# Material
▬▬▬▬▬▬▬▬▬▬

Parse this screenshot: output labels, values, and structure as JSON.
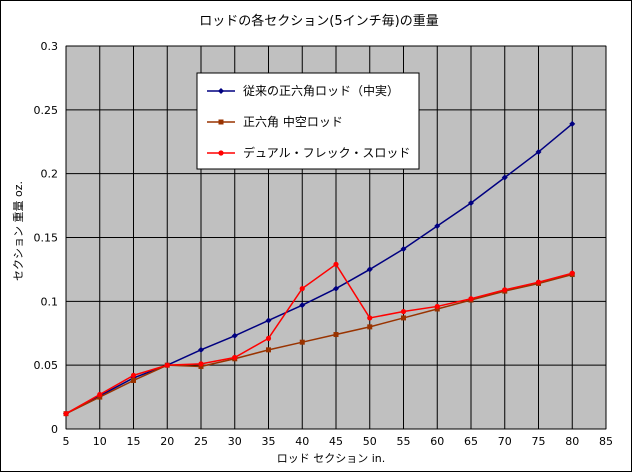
{
  "chart_data": {
    "type": "line",
    "title": "ロッドの各セクション(5インチ毎)の重量",
    "xlabel": "ロッド セクション in.",
    "ylabel": "セクション 重量 oz.",
    "xlim": [
      5,
      85
    ],
    "ylim": [
      0,
      0.3
    ],
    "x_ticks": [
      5,
      10,
      15,
      20,
      25,
      30,
      35,
      40,
      45,
      50,
      55,
      60,
      65,
      70,
      75,
      80,
      85
    ],
    "y_ticks": [
      0,
      0.05,
      0.1,
      0.15,
      0.2,
      0.25,
      0.3
    ],
    "y_tick_labels": [
      "0",
      "0.05",
      "0.1",
      "0.15",
      "0.2",
      "0.25",
      "0.3"
    ],
    "grid": true,
    "legend_position": "top-center",
    "plot_background": "#c0c0c0",
    "series": [
      {
        "name": "従来の正六角ロッド（中実）",
        "color": "#000080",
        "marker": "diamond",
        "x": [
          5,
          10,
          15,
          20,
          25,
          30,
          35,
          40,
          45,
          50,
          55,
          60,
          65,
          70,
          75,
          80
        ],
        "values": [
          0.012,
          0.026,
          0.04,
          0.05,
          0.062,
          0.073,
          0.085,
          0.097,
          0.11,
          0.125,
          0.141,
          0.159,
          0.177,
          0.197,
          0.217,
          0.239
        ]
      },
      {
        "name": "正六角 中空ロッド",
        "color": "#993300",
        "marker": "square",
        "x": [
          5,
          10,
          15,
          20,
          25,
          30,
          35,
          40,
          45,
          50,
          55,
          60,
          65,
          70,
          75,
          80
        ],
        "values": [
          0.012,
          0.025,
          0.038,
          0.05,
          0.049,
          0.055,
          0.062,
          0.068,
          0.074,
          0.08,
          0.087,
          0.094,
          0.101,
          0.108,
          0.114,
          0.121
        ]
      },
      {
        "name": "デュアル・フレック・スロッド",
        "color": "#ff0000",
        "marker": "circle",
        "x": [
          5,
          10,
          15,
          20,
          25,
          30,
          35,
          40,
          45,
          50,
          55,
          60,
          65,
          70,
          75,
          80
        ],
        "values": [
          0.012,
          0.027,
          0.042,
          0.05,
          0.051,
          0.056,
          0.071,
          0.11,
          0.129,
          0.087,
          0.092,
          0.096,
          0.102,
          0.109,
          0.115,
          0.122
        ]
      }
    ]
  }
}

▬▬▬▬▬▬▬▬▬▬

# Stated task
Report only the count of lines that include the string "name".

# Exercise result
3